Requirements: Transcribe all the entries word for word, omitting any pictures they contain.

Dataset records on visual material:
* start *
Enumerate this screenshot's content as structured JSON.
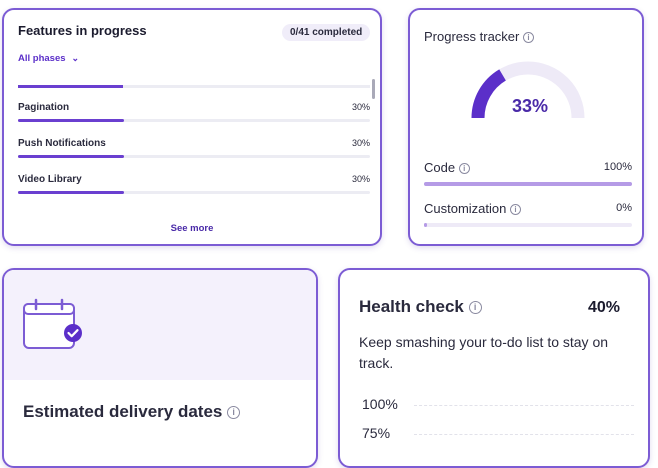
{
  "features": {
    "title": "Features in progress",
    "completed_badge": "0/41 completed",
    "phase_filter": "All phases",
    "items": [
      {
        "name": "Pagination",
        "percent_label": "30%",
        "progress": 0.3
      },
      {
        "name": "Push Notifications",
        "percent_label": "30%",
        "progress": 0.3
      },
      {
        "name": "Video Library",
        "percent_label": "30%",
        "progress": 0.3
      }
    ],
    "see_more": "See more"
  },
  "tracker": {
    "title": "Progress tracker",
    "gauge_label": "33%",
    "gauge_value": 0.33,
    "rows": [
      {
        "name": "Code",
        "percent_label": "100%",
        "progress": 1.0
      },
      {
        "name": "Customization",
        "percent_label": "0%",
        "progress": 0.0
      }
    ]
  },
  "delivery": {
    "title": "Estimated delivery dates"
  },
  "health": {
    "title": "Health check",
    "percent": "40%",
    "description": "Keep smashing your to-do list to stay on track.",
    "y_ticks": [
      "100%",
      "75%"
    ]
  },
  "colors": {
    "accent": "#6a3fd0",
    "accent_light": "#b59be6",
    "card_border": "#7c5cd4"
  },
  "icons": [
    "info-icon",
    "chevron-down-icon",
    "calendar-check-icon"
  ]
}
* end *
Exercise response:
Enumerate this screenshot's content as structured JSON.
{
  "features": {
    "title": "Features in progress",
    "completed_badge": "0/41 completed",
    "phase_filter": "All phases",
    "items": [
      {
        "name": "Pagination",
        "percent_label": "30%",
        "progress": 0.3
      },
      {
        "name": "Push Notifications",
        "percent_label": "30%",
        "progress": 0.3
      },
      {
        "name": "Video Library",
        "percent_label": "30%",
        "progress": 0.3
      }
    ],
    "see_more": "See more"
  },
  "tracker": {
    "title": "Progress tracker",
    "gauge_label": "33%",
    "gauge_value": 0.33,
    "rows": [
      {
        "name": "Code",
        "percent_label": "100%",
        "progress": 1.0
      },
      {
        "name": "Customization",
        "percent_label": "0%",
        "progress": 0.0
      }
    ]
  },
  "delivery": {
    "title": "Estimated delivery dates"
  },
  "health": {
    "title": "Health check",
    "percent": "40%",
    "description": "Keep smashing your to-do list to stay on track.",
    "y_ticks": [
      "100%",
      "75%"
    ]
  },
  "colors": {
    "accent": "#6a3fd0",
    "accent_light": "#b59be6",
    "card_border": "#7c5cd4"
  },
  "icons": [
    "info-icon",
    "chevron-down-icon",
    "calendar-check-icon"
  ]
}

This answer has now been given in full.